Take the material below and retype it in full; pictures are left out.

========

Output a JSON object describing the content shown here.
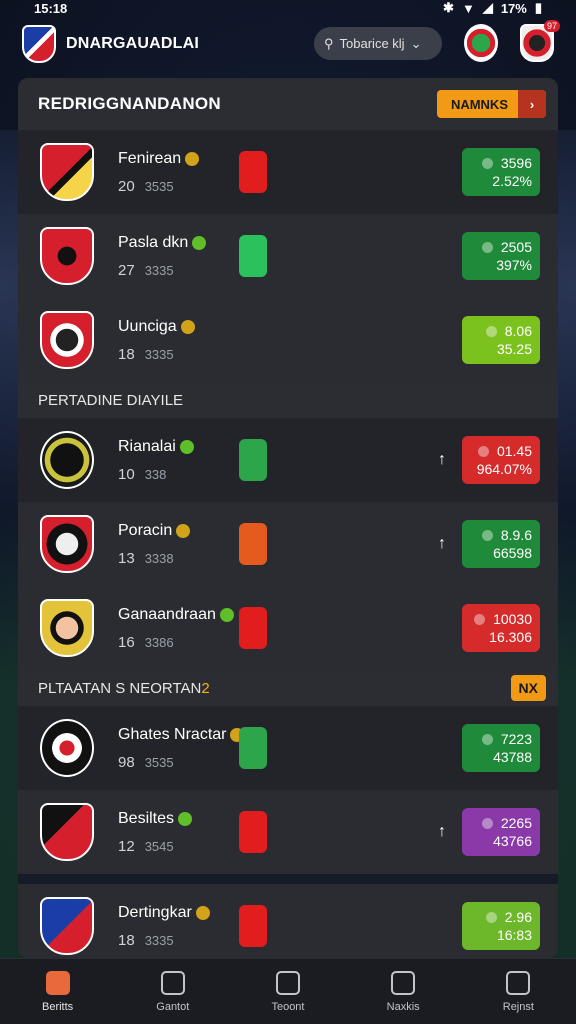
{
  "status": {
    "time": "15:18",
    "battery": "17%"
  },
  "header": {
    "app_name": "DNARGAUADLAI",
    "search_label": "Tobarice klj"
  },
  "panel": {
    "title": "REDRIGGNANDANON",
    "button_label": "NAMNKS",
    "section2_label": "PERTADINE DIAYILE",
    "section3_label": "PLTAATAN S NEORTAN",
    "section3_accent": "2",
    "section3_button": "NX"
  },
  "teams": [
    {
      "name": "Fenirean",
      "stat": "20",
      "sub": "3535",
      "odds_top": "3596",
      "odds_bottom": "2.52%",
      "chip": "#e21d1d",
      "odds_color": "#1f8a3a",
      "crest": "linear-gradient(135deg,#d61f2c 0 50%,#111 50% 60%,#f5d44a 60%)"
    },
    {
      "name": "Pasla dkn",
      "stat": "27",
      "sub": "3335",
      "odds_top": "2505",
      "odds_bottom": "397%",
      "chip": "#2bc25d",
      "odds_color": "#1f8a3a",
      "crest": "radial-gradient(circle,#111 0 25%,#d61f2c 26%)"
    },
    {
      "name": "Uunciga",
      "stat": "18",
      "sub": "3335",
      "odds_top": "8.06",
      "odds_bottom": "35.25",
      "chip": "",
      "odds_color": "#7cc21f",
      "crest": "radial-gradient(circle,#222 0 30%,#fff 31% 45%,#d61f2c 46%)"
    },
    {
      "name": "Rianalai",
      "stat": "10",
      "sub": "338",
      "odds_top": "01.45",
      "odds_bottom": "964.07%",
      "chip": "#2da54a",
      "odds_color": "#d62b2b",
      "crest": "radial-gradient(circle,#111 0 45%,#c9c23a 46% 60%,#1a1a1a 61%)"
    },
    {
      "name": "Poracin",
      "stat": "13",
      "sub": "3338",
      "odds_top": "8.9.6",
      "odds_bottom": "66598",
      "chip": "#e55a1d",
      "odds_color": "#1f8a3a",
      "crest": "radial-gradient(circle,#eee 0 30%,#111 31% 55%,#d61f2c 56%)"
    },
    {
      "name": "Ganaandraan",
      "stat": "16",
      "sub": "3386",
      "odds_top": "10030",
      "odds_bottom": "16.306",
      "chip": "#e21d1d",
      "odds_color": "#d62b2b",
      "crest": "radial-gradient(circle,#f3c3a1 0 30%,#111 31% 45%,#e2c33a 46%)"
    },
    {
      "name": "Ghates Nractar",
      "stat": "98",
      "sub": "3535",
      "odds_top": "7223",
      "odds_bottom": "43788",
      "chip": "#2da54a",
      "odds_color": "#1f8a3a",
      "crest": "radial-gradient(circle,#d61f2c 0 20%,#fff 21% 40%,#111 41%)"
    },
    {
      "name": "Besiltes",
      "stat": "12",
      "sub": "3545",
      "odds_top": "2265",
      "odds_bottom": "43766",
      "chip": "#e21d1d",
      "odds_color": "#8a3aa8",
      "crest": "linear-gradient(135deg,#111 0 40%,#d61f2c 40%)"
    },
    {
      "name": "Dertingkar",
      "stat": "18",
      "sub": "3335",
      "odds_top": "2.96",
      "odds_bottom": "16:83",
      "chip": "#e21d1d",
      "odds_color": "#6cb82a",
      "crest": "linear-gradient(135deg,#1b3da8 0 50%,#d61f2c 50%)"
    }
  ],
  "nav": [
    {
      "label": "Beritts",
      "active": true
    },
    {
      "label": "Gantot",
      "active": false
    },
    {
      "label": "Teoont",
      "active": false
    },
    {
      "label": "Naxkis",
      "active": false
    },
    {
      "label": "Rejnst",
      "active": false
    }
  ]
}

========

Task result →
Output a JSON object describing the content shown here.
{
  "status": {
    "time": "15:18",
    "battery": "17%"
  },
  "header": {
    "app_name": "DNARGAUADLAI",
    "search_label": "Tobarice klj"
  },
  "panel": {
    "title": "REDRIGGNANDANON",
    "button_label": "NAMNKS",
    "section2_label": "PERTADINE DIAYILE",
    "section3_label": "PLTAATAN S NEORTAN",
    "section3_accent": "2",
    "section3_button": "NX"
  },
  "teams": [
    {
      "name": "Fenirean",
      "stat": "20",
      "sub": "3535",
      "odds_top": "3596",
      "odds_bottom": "2.52%",
      "chip": "#e21d1d",
      "odds_color": "#1f8a3a",
      "crest": "linear-gradient(135deg,#d61f2c 0 50%,#111 50% 60%,#f5d44a 60%)"
    },
    {
      "name": "Pasla dkn",
      "stat": "27",
      "sub": "3335",
      "odds_top": "2505",
      "odds_bottom": "397%",
      "chip": "#2bc25d",
      "odds_color": "#1f8a3a",
      "crest": "radial-gradient(circle,#111 0 25%,#d61f2c 26%)"
    },
    {
      "name": "Uunciga",
      "stat": "18",
      "sub": "3335",
      "odds_top": "8.06",
      "odds_bottom": "35.25",
      "chip": "",
      "odds_color": "#7cc21f",
      "crest": "radial-gradient(circle,#222 0 30%,#fff 31% 45%,#d61f2c 46%)"
    },
    {
      "name": "Rianalai",
      "stat": "10",
      "sub": "338",
      "odds_top": "01.45",
      "odds_bottom": "964.07%",
      "chip": "#2da54a",
      "odds_color": "#d62b2b",
      "crest": "radial-gradient(circle,#111 0 45%,#c9c23a 46% 60%,#1a1a1a 61%)"
    },
    {
      "name": "Poracin",
      "stat": "13",
      "sub": "3338",
      "odds_top": "8.9.6",
      "odds_bottom": "66598",
      "chip": "#e55a1d",
      "odds_color": "#1f8a3a",
      "crest": "radial-gradient(circle,#eee 0 30%,#111 31% 55%,#d61f2c 56%)"
    },
    {
      "name": "Ganaandraan",
      "stat": "16",
      "sub": "3386",
      "odds_top": "10030",
      "odds_bottom": "16.306",
      "chip": "#e21d1d",
      "odds_color": "#d62b2b",
      "crest": "radial-gradient(circle,#f3c3a1 0 30%,#111 31% 45%,#e2c33a 46%)"
    },
    {
      "name": "Ghates Nractar",
      "stat": "98",
      "sub": "3535",
      "odds_top": "7223",
      "odds_bottom": "43788",
      "chip": "#2da54a",
      "odds_color": "#1f8a3a",
      "crest": "radial-gradient(circle,#d61f2c 0 20%,#fff 21% 40%,#111 41%)"
    },
    {
      "name": "Besiltes",
      "stat": "12",
      "sub": "3545",
      "odds_top": "2265",
      "odds_bottom": "43766",
      "chip": "#e21d1d",
      "odds_color": "#8a3aa8",
      "crest": "linear-gradient(135deg,#111 0 40%,#d61f2c 40%)"
    },
    {
      "name": "Dertingkar",
      "stat": "18",
      "sub": "3335",
      "odds_top": "2.96",
      "odds_bottom": "16:83",
      "chip": "#e21d1d",
      "odds_color": "#6cb82a",
      "crest": "linear-gradient(135deg,#1b3da8 0 50%,#d61f2c 50%)"
    }
  ],
  "nav": [
    {
      "label": "Beritts",
      "active": true
    },
    {
      "label": "Gantot",
      "active": false
    },
    {
      "label": "Teoont",
      "active": false
    },
    {
      "label": "Naxkis",
      "active": false
    },
    {
      "label": "Rejnst",
      "active": false
    }
  ]
}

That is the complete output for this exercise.